■ EXERCISE OBJECTIVE
All lines in the data bearing the string "name" should be identified and copied.

Dataset excerpt:
◆ ◆ ◆
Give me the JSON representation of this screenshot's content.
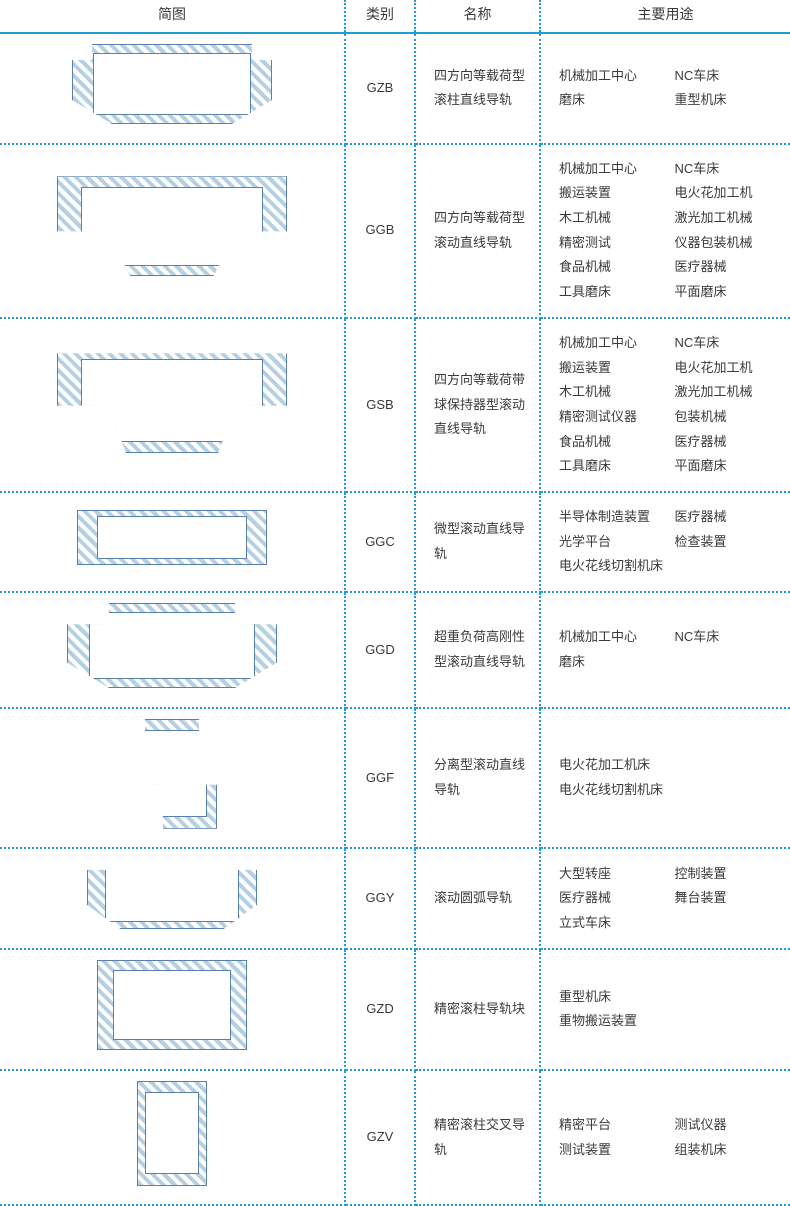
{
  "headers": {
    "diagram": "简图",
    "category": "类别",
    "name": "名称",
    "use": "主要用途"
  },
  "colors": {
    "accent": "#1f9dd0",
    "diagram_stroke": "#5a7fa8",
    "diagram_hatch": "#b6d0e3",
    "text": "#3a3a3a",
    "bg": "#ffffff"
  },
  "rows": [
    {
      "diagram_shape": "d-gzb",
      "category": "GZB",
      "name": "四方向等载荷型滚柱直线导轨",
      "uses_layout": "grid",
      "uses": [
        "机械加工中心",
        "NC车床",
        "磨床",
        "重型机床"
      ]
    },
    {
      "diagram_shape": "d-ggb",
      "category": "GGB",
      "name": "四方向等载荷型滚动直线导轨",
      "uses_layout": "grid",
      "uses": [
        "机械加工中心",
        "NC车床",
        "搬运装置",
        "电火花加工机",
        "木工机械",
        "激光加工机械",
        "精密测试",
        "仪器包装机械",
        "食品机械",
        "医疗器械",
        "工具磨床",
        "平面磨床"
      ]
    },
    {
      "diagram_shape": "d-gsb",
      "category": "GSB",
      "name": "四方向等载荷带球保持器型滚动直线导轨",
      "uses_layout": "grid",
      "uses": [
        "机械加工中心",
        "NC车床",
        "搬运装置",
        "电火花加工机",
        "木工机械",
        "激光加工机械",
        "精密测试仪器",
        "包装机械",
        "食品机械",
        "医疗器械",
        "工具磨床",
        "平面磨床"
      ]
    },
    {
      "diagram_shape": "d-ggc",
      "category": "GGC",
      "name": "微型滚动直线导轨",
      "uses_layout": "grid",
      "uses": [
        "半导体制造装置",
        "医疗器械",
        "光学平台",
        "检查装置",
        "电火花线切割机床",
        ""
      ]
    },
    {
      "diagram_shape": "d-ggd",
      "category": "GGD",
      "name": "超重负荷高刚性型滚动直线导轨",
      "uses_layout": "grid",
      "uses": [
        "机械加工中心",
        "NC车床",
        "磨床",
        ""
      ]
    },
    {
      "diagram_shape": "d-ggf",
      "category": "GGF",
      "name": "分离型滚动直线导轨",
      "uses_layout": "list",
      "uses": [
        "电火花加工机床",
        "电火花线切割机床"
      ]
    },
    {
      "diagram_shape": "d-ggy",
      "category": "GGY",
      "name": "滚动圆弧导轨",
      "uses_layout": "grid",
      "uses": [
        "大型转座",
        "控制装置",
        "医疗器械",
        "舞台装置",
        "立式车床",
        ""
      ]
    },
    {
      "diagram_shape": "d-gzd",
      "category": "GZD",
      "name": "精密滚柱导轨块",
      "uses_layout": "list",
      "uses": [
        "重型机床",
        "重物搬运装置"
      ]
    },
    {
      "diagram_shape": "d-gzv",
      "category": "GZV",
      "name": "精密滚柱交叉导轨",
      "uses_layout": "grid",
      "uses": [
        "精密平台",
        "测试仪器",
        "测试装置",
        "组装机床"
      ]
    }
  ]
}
◆ ◆ ◆
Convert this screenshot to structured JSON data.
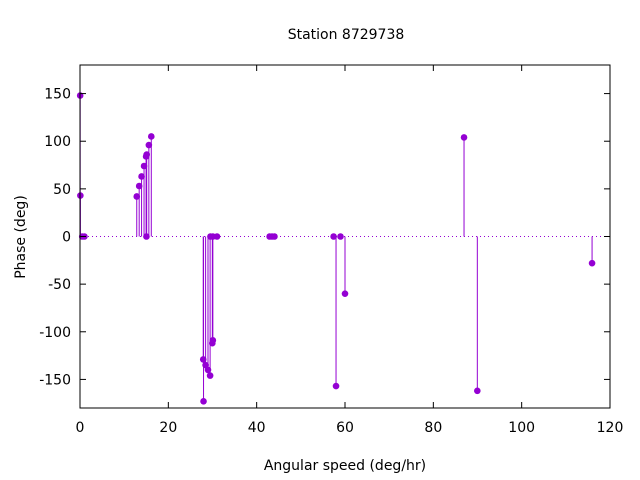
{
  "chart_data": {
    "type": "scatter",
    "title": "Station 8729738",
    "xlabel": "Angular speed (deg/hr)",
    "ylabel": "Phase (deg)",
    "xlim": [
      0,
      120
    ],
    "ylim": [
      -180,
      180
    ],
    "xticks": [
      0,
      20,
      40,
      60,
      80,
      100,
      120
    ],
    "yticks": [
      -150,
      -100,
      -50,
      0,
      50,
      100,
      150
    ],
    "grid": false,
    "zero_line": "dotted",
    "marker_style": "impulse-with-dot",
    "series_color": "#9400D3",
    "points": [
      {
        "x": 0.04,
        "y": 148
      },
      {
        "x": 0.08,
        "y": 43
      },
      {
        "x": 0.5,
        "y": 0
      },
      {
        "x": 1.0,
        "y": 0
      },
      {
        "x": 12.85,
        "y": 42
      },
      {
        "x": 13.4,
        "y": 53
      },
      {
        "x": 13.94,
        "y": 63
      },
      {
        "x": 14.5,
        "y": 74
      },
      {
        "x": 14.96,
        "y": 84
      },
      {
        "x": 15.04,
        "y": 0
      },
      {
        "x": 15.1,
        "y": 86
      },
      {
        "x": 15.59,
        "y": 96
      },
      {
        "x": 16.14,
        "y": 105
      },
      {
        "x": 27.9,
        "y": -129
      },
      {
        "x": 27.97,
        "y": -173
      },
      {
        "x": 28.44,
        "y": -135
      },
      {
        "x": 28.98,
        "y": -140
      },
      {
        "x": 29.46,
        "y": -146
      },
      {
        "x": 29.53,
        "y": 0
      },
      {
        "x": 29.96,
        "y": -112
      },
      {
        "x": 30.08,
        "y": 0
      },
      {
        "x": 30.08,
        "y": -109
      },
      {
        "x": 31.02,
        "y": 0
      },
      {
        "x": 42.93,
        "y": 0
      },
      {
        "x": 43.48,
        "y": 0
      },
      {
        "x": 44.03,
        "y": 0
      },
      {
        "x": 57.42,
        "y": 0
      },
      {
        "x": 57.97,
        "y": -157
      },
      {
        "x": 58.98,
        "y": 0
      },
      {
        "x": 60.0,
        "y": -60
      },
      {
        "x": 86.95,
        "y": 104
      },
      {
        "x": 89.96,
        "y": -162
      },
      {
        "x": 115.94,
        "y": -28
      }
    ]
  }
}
◆ ◆ ◆
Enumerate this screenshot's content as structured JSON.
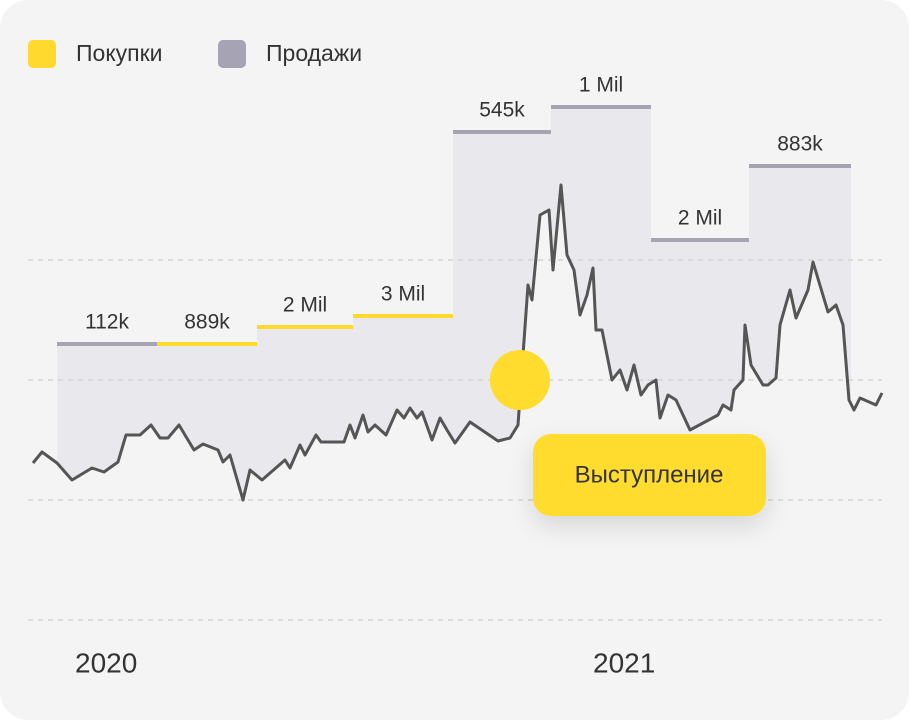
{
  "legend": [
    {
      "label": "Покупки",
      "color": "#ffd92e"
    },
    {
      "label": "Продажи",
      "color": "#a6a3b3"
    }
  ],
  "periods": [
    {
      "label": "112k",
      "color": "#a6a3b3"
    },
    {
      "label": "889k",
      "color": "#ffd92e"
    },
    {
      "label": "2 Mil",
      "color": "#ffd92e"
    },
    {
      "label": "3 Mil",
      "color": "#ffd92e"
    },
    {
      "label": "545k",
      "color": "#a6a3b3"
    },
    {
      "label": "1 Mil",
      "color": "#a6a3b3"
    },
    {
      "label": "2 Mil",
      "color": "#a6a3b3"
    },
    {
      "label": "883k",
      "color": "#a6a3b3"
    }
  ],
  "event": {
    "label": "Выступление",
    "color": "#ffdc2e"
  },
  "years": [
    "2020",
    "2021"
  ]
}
◆ ◆ ◆
■ RESULT FOR THIS TASK
    "name": "名称",
      "name": "四方向等载荷型滚柱直线导轨",
      "name": "四方向等载荷型滚动直线导轨",
      "name": "四方向等载荷带球保持器型滚动直线导轨",
      "name": "微型滚动直线导轨",
      "name": "超重负荷高刚性型滚动直线导轨",
      "name": "分离型滚动直线导轨",
      "name": "滚动圆弧导轨",
      "name": "精密滚柱导轨块",
      "name": "精密滚柱交叉导轨",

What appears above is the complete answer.